Problem to work on
If a line of the records contains the word "clinics", list it.

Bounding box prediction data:
-- -- --

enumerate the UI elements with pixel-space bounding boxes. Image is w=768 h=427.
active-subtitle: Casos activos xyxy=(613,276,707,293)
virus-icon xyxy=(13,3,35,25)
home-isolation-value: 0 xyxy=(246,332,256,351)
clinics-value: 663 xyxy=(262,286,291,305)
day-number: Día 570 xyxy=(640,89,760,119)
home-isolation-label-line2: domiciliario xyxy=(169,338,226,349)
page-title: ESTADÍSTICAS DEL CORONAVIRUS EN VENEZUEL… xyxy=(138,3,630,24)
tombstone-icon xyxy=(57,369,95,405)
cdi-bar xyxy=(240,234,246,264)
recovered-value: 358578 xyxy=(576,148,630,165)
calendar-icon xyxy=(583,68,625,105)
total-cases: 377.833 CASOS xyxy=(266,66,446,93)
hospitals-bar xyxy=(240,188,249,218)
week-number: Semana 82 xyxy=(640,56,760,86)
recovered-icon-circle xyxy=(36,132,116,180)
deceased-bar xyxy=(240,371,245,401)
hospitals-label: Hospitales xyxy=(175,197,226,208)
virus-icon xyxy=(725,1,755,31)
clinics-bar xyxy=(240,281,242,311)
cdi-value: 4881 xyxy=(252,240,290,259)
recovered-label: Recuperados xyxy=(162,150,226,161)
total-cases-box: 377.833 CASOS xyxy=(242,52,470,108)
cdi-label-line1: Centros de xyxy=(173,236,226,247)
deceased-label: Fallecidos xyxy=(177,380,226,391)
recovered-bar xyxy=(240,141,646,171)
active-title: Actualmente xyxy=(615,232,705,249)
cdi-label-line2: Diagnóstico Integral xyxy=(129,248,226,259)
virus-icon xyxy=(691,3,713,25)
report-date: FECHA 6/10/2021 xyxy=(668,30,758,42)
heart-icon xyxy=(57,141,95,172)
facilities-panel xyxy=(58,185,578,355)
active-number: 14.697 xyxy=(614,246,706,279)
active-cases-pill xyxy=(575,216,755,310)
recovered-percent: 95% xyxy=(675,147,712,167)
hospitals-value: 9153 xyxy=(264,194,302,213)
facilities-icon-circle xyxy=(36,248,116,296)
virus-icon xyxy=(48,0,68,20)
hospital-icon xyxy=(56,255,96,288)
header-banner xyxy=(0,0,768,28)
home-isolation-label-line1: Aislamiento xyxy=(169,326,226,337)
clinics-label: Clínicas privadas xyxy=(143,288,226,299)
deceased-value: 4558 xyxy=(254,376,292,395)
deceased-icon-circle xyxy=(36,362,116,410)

-- -- --

Exercise output
clinics-value: 663 xyxy=(262,286,291,305)
clinics-bar xyxy=(240,281,242,311)
clinics-label: Clínicas privadas xyxy=(143,288,226,299)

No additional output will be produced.